*Written problem:* Output each entry verbatim and exclude every picture from it.

*Records for this exercise:*
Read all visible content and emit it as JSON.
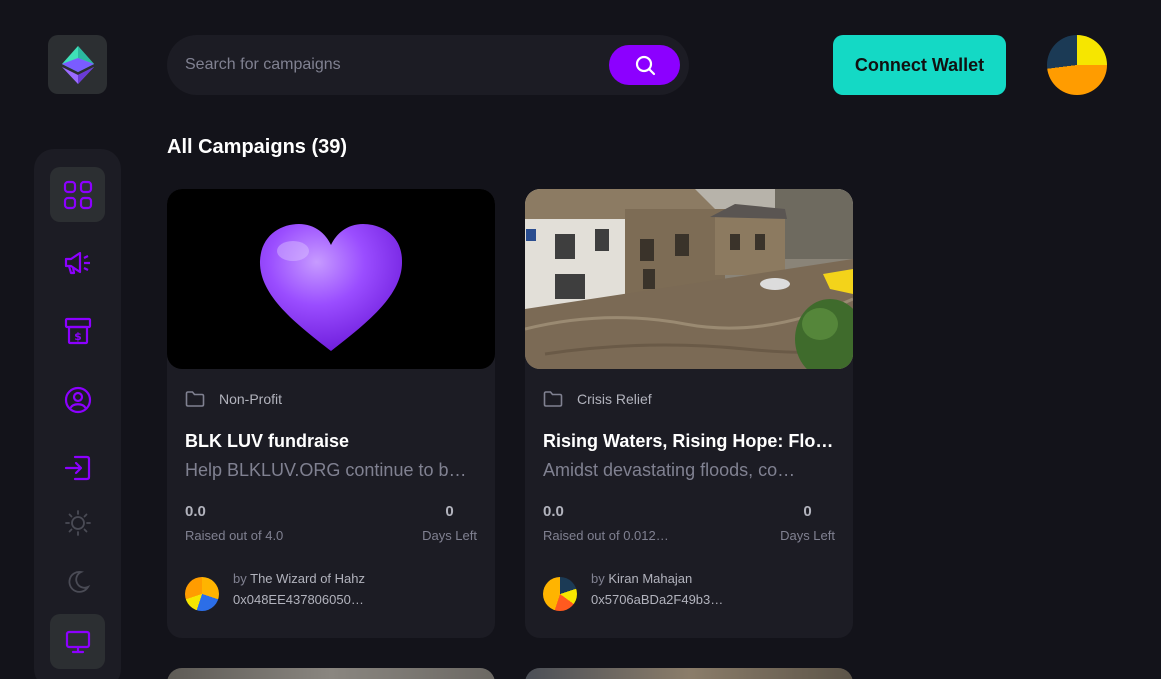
{
  "search": {
    "placeholder": "Search for campaigns"
  },
  "header": {
    "connect_label": "Connect Wallet"
  },
  "main": {
    "heading": "All Campaigns (39)"
  },
  "campaigns": [
    {
      "category": "Non-Profit",
      "title": "BLK LUV fundraise",
      "description": "Help BLKLUV.ORG continue to b…",
      "raised": "0.0",
      "raised_label": "Raised out of 4.0",
      "days": "0",
      "days_label": "Days Left",
      "owner_prefix": "by",
      "owner_name": "The Wizard of Hahz",
      "owner_address": "0x048EE437806050…"
    },
    {
      "category": "Crisis Relief",
      "title": "Rising Waters, Rising Hope: Flo…",
      "description": "Amidst devastating floods, co…",
      "raised": "0.0",
      "raised_label": "Raised out of 0.012…",
      "days": "0",
      "days_label": "Days Left",
      "owner_prefix": "by",
      "owner_name": "Kiran Mahajan",
      "owner_address": "0x5706aBDa2F49b3…"
    }
  ],
  "colors": {
    "accent": "#8c00ff",
    "connect_button": "#14d9c5",
    "background": "#13131a",
    "card": "#1c1c24"
  },
  "icons": {
    "sidebar": [
      "dashboard-icon",
      "campaign-megaphone-icon",
      "payment-icon",
      "profile-icon",
      "logout-icon",
      "sun-icon",
      "moon-icon",
      "monitor-icon"
    ]
  }
}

*Output:*
Read all visible content and emit it as JSON.
{
  "search": {
    "placeholder": "Search for campaigns"
  },
  "header": {
    "connect_label": "Connect Wallet"
  },
  "main": {
    "heading": "All Campaigns (39)"
  },
  "campaigns": [
    {
      "category": "Non-Profit",
      "title": "BLK LUV fundraise",
      "description": "Help BLKLUV.ORG continue to b…",
      "raised": "0.0",
      "raised_label": "Raised out of 4.0",
      "days": "0",
      "days_label": "Days Left",
      "owner_prefix": "by",
      "owner_name": "The Wizard of Hahz",
      "owner_address": "0x048EE437806050…"
    },
    {
      "category": "Crisis Relief",
      "title": "Rising Waters, Rising Hope: Flo…",
      "description": "Amidst devastating floods, co…",
      "raised": "0.0",
      "raised_label": "Raised out of 0.012…",
      "days": "0",
      "days_label": "Days Left",
      "owner_prefix": "by",
      "owner_name": "Kiran Mahajan",
      "owner_address": "0x5706aBDa2F49b3…"
    }
  ],
  "colors": {
    "accent": "#8c00ff",
    "connect_button": "#14d9c5",
    "background": "#13131a",
    "card": "#1c1c24"
  },
  "icons": {
    "sidebar": [
      "dashboard-icon",
      "campaign-megaphone-icon",
      "payment-icon",
      "profile-icon",
      "logout-icon",
      "sun-icon",
      "moon-icon",
      "monitor-icon"
    ]
  }
}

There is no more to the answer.